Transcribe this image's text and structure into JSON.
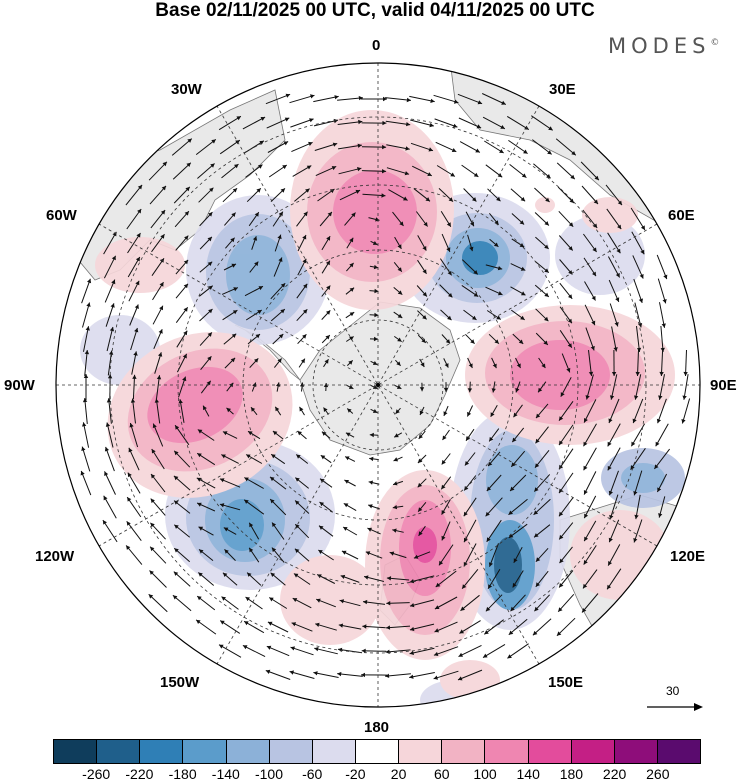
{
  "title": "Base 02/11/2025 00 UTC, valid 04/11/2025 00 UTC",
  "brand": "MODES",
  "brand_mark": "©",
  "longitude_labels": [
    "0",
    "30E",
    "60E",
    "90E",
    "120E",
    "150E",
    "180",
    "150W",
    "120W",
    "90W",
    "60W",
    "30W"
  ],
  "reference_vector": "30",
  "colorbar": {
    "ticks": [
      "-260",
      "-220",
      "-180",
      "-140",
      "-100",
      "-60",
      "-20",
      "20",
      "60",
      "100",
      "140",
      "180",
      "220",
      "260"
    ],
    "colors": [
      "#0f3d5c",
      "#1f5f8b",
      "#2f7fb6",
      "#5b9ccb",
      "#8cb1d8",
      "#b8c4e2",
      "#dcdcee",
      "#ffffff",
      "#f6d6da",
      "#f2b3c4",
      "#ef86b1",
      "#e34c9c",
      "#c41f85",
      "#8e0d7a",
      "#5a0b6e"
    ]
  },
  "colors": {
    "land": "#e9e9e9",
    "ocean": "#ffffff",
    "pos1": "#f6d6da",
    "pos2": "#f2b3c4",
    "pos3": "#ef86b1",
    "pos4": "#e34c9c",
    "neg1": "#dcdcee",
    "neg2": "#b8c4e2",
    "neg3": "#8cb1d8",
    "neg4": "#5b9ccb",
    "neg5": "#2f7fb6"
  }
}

▶ [TASK TO COMPLETE] Copy the data exactly. Any picture it contains is to be omitted.

▶ [THE REPLY]
Transcribe this image's text and structure into JSON.
{
  "title": "Base 02/11/2025 00 UTC, valid 04/11/2025 00 UTC",
  "brand": "MODES",
  "brand_mark": "©",
  "longitude_labels": [
    "0",
    "30E",
    "60E",
    "90E",
    "120E",
    "150E",
    "180",
    "150W",
    "120W",
    "90W",
    "60W",
    "30W"
  ],
  "reference_vector": "30",
  "colorbar": {
    "ticks": [
      "-260",
      "-220",
      "-180",
      "-140",
      "-100",
      "-60",
      "-20",
      "20",
      "60",
      "100",
      "140",
      "180",
      "220",
      "260"
    ],
    "colors": [
      "#0f3d5c",
      "#1f5f8b",
      "#2f7fb6",
      "#5b9ccb",
      "#8cb1d8",
      "#b8c4e2",
      "#dcdcee",
      "#ffffff",
      "#f6d6da",
      "#f2b3c4",
      "#ef86b1",
      "#e34c9c",
      "#c41f85",
      "#8e0d7a",
      "#5a0b6e"
    ]
  },
  "colors": {
    "land": "#e9e9e9",
    "ocean": "#ffffff",
    "pos1": "#f6d6da",
    "pos2": "#f2b3c4",
    "pos3": "#ef86b1",
    "pos4": "#e34c9c",
    "neg1": "#dcdcee",
    "neg2": "#b8c4e2",
    "neg3": "#8cb1d8",
    "neg4": "#5b9ccb",
    "neg5": "#2f7fb6"
  }
}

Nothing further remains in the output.